• WHAT YOU SHOULD DO:
Could you write out every entry exactly as it stands?

★ ★ ★ ★

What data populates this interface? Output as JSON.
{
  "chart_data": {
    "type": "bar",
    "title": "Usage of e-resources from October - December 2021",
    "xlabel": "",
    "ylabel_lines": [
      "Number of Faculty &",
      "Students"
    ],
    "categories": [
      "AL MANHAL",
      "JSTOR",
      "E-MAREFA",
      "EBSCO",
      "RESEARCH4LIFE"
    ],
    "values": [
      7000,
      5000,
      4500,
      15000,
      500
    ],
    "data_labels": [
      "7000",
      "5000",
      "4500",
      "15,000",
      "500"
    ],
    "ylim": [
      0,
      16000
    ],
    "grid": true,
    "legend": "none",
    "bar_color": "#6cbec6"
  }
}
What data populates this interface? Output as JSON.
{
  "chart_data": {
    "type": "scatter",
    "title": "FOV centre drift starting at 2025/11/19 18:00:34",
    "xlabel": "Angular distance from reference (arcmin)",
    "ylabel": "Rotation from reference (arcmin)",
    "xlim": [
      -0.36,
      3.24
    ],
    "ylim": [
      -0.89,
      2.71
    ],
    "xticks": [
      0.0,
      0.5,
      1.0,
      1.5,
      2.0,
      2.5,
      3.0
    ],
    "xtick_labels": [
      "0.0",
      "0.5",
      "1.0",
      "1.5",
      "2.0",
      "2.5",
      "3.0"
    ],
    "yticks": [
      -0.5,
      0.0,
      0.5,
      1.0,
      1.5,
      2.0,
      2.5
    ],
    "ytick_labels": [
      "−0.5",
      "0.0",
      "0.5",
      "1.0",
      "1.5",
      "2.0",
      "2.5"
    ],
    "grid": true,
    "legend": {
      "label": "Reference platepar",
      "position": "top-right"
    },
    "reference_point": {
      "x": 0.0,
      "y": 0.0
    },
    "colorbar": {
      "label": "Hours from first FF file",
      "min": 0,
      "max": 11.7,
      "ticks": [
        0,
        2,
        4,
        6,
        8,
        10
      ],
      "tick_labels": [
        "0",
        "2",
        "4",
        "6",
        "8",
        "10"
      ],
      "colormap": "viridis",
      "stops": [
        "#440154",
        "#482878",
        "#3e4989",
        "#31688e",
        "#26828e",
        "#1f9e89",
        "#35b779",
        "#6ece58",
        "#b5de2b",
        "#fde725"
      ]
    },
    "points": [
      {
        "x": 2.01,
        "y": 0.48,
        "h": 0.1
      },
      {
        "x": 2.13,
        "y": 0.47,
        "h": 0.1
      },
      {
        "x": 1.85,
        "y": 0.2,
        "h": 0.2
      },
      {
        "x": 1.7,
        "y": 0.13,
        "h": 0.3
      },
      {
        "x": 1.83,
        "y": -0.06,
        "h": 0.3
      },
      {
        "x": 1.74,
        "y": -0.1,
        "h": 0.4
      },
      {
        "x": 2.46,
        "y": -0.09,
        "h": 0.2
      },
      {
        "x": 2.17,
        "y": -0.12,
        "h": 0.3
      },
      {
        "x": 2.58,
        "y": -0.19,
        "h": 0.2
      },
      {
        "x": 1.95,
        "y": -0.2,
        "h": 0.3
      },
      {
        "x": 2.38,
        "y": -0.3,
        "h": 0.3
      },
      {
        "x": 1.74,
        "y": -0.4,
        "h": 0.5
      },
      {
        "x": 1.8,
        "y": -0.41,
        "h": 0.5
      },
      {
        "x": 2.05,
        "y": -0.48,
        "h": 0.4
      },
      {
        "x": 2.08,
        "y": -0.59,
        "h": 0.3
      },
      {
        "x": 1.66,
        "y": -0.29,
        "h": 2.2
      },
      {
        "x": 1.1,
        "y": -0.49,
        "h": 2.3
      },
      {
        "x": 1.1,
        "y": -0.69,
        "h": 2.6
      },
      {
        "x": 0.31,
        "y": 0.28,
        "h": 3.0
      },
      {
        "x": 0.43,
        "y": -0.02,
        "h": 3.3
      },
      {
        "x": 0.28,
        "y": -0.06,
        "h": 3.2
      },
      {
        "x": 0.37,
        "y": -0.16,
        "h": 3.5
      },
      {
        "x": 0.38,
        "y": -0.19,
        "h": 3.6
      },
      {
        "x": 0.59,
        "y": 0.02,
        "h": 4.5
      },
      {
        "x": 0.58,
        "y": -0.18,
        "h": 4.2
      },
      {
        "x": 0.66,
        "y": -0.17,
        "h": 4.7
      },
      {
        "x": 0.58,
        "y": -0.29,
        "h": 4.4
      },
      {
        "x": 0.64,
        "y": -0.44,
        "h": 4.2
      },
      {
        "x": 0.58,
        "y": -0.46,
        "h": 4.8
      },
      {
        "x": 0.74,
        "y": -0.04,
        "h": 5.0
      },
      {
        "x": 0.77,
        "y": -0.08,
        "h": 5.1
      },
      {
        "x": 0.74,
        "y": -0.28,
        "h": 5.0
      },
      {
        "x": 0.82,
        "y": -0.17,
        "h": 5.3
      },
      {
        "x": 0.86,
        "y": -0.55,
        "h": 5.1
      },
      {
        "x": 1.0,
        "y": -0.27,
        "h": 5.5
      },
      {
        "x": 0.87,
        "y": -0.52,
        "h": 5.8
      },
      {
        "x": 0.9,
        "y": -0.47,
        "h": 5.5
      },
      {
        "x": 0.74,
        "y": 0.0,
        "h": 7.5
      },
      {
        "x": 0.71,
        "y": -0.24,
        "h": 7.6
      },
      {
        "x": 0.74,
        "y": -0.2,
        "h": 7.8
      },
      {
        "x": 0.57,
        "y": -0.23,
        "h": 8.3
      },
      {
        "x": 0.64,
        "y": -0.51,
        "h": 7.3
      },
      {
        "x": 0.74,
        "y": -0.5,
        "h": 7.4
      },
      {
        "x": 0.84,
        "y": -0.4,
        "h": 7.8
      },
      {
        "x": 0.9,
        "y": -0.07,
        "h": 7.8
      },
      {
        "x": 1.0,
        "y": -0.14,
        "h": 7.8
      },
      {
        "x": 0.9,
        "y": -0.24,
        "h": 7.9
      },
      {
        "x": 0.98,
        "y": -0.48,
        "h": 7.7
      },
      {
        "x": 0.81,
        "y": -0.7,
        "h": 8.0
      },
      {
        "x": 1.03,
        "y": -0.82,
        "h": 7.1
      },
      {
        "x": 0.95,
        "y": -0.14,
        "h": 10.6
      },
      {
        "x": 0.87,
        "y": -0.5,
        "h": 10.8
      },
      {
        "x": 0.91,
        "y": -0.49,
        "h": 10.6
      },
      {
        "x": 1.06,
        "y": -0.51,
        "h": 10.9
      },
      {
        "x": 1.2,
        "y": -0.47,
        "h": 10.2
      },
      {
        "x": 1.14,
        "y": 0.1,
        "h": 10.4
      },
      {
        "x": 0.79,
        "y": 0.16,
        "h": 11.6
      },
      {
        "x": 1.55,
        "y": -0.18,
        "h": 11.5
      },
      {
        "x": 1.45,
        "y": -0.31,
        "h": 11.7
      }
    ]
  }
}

★ ★ ★ ★

• TASK RESPONSE:
What data populates this interface? Output as JSON.
{
  "chart_data": {
    "type": "bar",
    "title": "Usage of e-resources from October - December 2021",
    "xlabel": "",
    "ylabel_lines": [
      "Number of Faculty &",
      "Students"
    ],
    "categories": [
      "AL MANHAL",
      "JSTOR",
      "E-MAREFA",
      "EBSCO",
      "RESEARCH4LIFE"
    ],
    "values": [
      7000,
      5000,
      4500,
      15000,
      500
    ],
    "data_labels": [
      "7000",
      "5000",
      "4500",
      "15,000",
      "500"
    ],
    "ylim": [
      0,
      16000
    ],
    "grid": true,
    "legend": "none",
    "bar_color": "#6cbec6"
  }
}
What data populates this interface? Output as JSON.
{
  "chart_data": {
    "type": "scatter",
    "title": "FOV centre drift starting at 2025/11/19 18:00:34",
    "xlabel": "Angular distance from reference (arcmin)",
    "ylabel": "Rotation from reference (arcmin)",
    "xlim": [
      -0.36,
      3.24
    ],
    "ylim": [
      -0.89,
      2.71
    ],
    "xticks": [
      0.0,
      0.5,
      1.0,
      1.5,
      2.0,
      2.5,
      3.0
    ],
    "xtick_labels": [
      "0.0",
      "0.5",
      "1.0",
      "1.5",
      "2.0",
      "2.5",
      "3.0"
    ],
    "yticks": [
      -0.5,
      0.0,
      0.5,
      1.0,
      1.5,
      2.0,
      2.5
    ],
    "ytick_labels": [
      "−0.5",
      "0.0",
      "0.5",
      "1.0",
      "1.5",
      "2.0",
      "2.5"
    ],
    "grid": true,
    "legend": {
      "label": "Reference platepar",
      "position": "top-right"
    },
    "reference_point": {
      "x": 0.0,
      "y": 0.0
    },
    "colorbar": {
      "label": "Hours from first FF file",
      "min": 0,
      "max": 11.7,
      "ticks": [
        0,
        2,
        4,
        6,
        8,
        10
      ],
      "tick_labels": [
        "0",
        "2",
        "4",
        "6",
        "8",
        "10"
      ],
      "colormap": "viridis",
      "stops": [
        "#440154",
        "#482878",
        "#3e4989",
        "#31688e",
        "#26828e",
        "#1f9e89",
        "#35b779",
        "#6ece58",
        "#b5de2b",
        "#fde725"
      ]
    },
    "points": [
      {
        "x": 2.01,
        "y": 0.48,
        "h": 0.1
      },
      {
        "x": 2.13,
        "y": 0.47,
        "h": 0.1
      },
      {
        "x": 1.85,
        "y": 0.2,
        "h": 0.2
      },
      {
        "x": 1.7,
        "y": 0.13,
        "h": 0.3
      },
      {
        "x": 1.83,
        "y": -0.06,
        "h": 0.3
      },
      {
        "x": 1.74,
        "y": -0.1,
        "h": 0.4
      },
      {
        "x": 2.46,
        "y": -0.09,
        "h": 0.2
      },
      {
        "x": 2.17,
        "y": -0.12,
        "h": 0.3
      },
      {
        "x": 2.58,
        "y": -0.19,
        "h": 0.2
      },
      {
        "x": 1.95,
        "y": -0.2,
        "h": 0.3
      },
      {
        "x": 2.38,
        "y": -0.3,
        "h": 0.3
      },
      {
        "x": 1.74,
        "y": -0.4,
        "h": 0.5
      },
      {
        "x": 1.8,
        "y": -0.41,
        "h": 0.5
      },
      {
        "x": 2.05,
        "y": -0.48,
        "h": 0.4
      },
      {
        "x": 2.08,
        "y": -0.59,
        "h": 0.3
      },
      {
        "x": 1.66,
        "y": -0.29,
        "h": 2.2
      },
      {
        "x": 1.1,
        "y": -0.49,
        "h": 2.3
      },
      {
        "x": 1.1,
        "y": -0.69,
        "h": 2.6
      },
      {
        "x": 0.31,
        "y": 0.28,
        "h": 3.0
      },
      {
        "x": 0.43,
        "y": -0.02,
        "h": 3.3
      },
      {
        "x": 0.28,
        "y": -0.06,
        "h": 3.2
      },
      {
        "x": 0.37,
        "y": -0.16,
        "h": 3.5
      },
      {
        "x": 0.38,
        "y": -0.19,
        "h": 3.6
      },
      {
        "x": 0.59,
        "y": 0.02,
        "h": 4.5
      },
      {
        "x": 0.58,
        "y": -0.18,
        "h": 4.2
      },
      {
        "x": 0.66,
        "y": -0.17,
        "h": 4.7
      },
      {
        "x": 0.58,
        "y": -0.29,
        "h": 4.4
      },
      {
        "x": 0.64,
        "y": -0.44,
        "h": 4.2
      },
      {
        "x": 0.58,
        "y": -0.46,
        "h": 4.8
      },
      {
        "x": 0.74,
        "y": -0.04,
        "h": 5.0
      },
      {
        "x": 0.77,
        "y": -0.08,
        "h": 5.1
      },
      {
        "x": 0.74,
        "y": -0.28,
        "h": 5.0
      },
      {
        "x": 0.82,
        "y": -0.17,
        "h": 5.3
      },
      {
        "x": 0.86,
        "y": -0.55,
        "h": 5.1
      },
      {
        "x": 1.0,
        "y": -0.27,
        "h": 5.5
      },
      {
        "x": 0.87,
        "y": -0.52,
        "h": 5.8
      },
      {
        "x": 0.9,
        "y": -0.47,
        "h": 5.5
      },
      {
        "x": 0.74,
        "y": 0.0,
        "h": 7.5
      },
      {
        "x": 0.71,
        "y": -0.24,
        "h": 7.6
      },
      {
        "x": 0.74,
        "y": -0.2,
        "h": 7.8
      },
      {
        "x": 0.57,
        "y": -0.23,
        "h": 8.3
      },
      {
        "x": 0.64,
        "y": -0.51,
        "h": 7.3
      },
      {
        "x": 0.74,
        "y": -0.5,
        "h": 7.4
      },
      {
        "x": 0.84,
        "y": -0.4,
        "h": 7.8
      },
      {
        "x": 0.9,
        "y": -0.07,
        "h": 7.8
      },
      {
        "x": 1.0,
        "y": -0.14,
        "h": 7.8
      },
      {
        "x": 0.9,
        "y": -0.24,
        "h": 7.9
      },
      {
        "x": 0.98,
        "y": -0.48,
        "h": 7.7
      },
      {
        "x": 0.81,
        "y": -0.7,
        "h": 8.0
      },
      {
        "x": 1.03,
        "y": -0.82,
        "h": 7.1
      },
      {
        "x": 0.95,
        "y": -0.14,
        "h": 10.6
      },
      {
        "x": 0.87,
        "y": -0.5,
        "h": 10.8
      },
      {
        "x": 0.91,
        "y": -0.49,
        "h": 10.6
      },
      {
        "x": 1.06,
        "y": -0.51,
        "h": 10.9
      },
      {
        "x": 1.2,
        "y": -0.47,
        "h": 10.2
      },
      {
        "x": 1.14,
        "y": 0.1,
        "h": 10.4
      },
      {
        "x": 0.79,
        "y": 0.16,
        "h": 11.6
      },
      {
        "x": 1.55,
        "y": -0.18,
        "h": 11.5
      },
      {
        "x": 1.45,
        "y": -0.31,
        "h": 11.7
      }
    ]
  }
}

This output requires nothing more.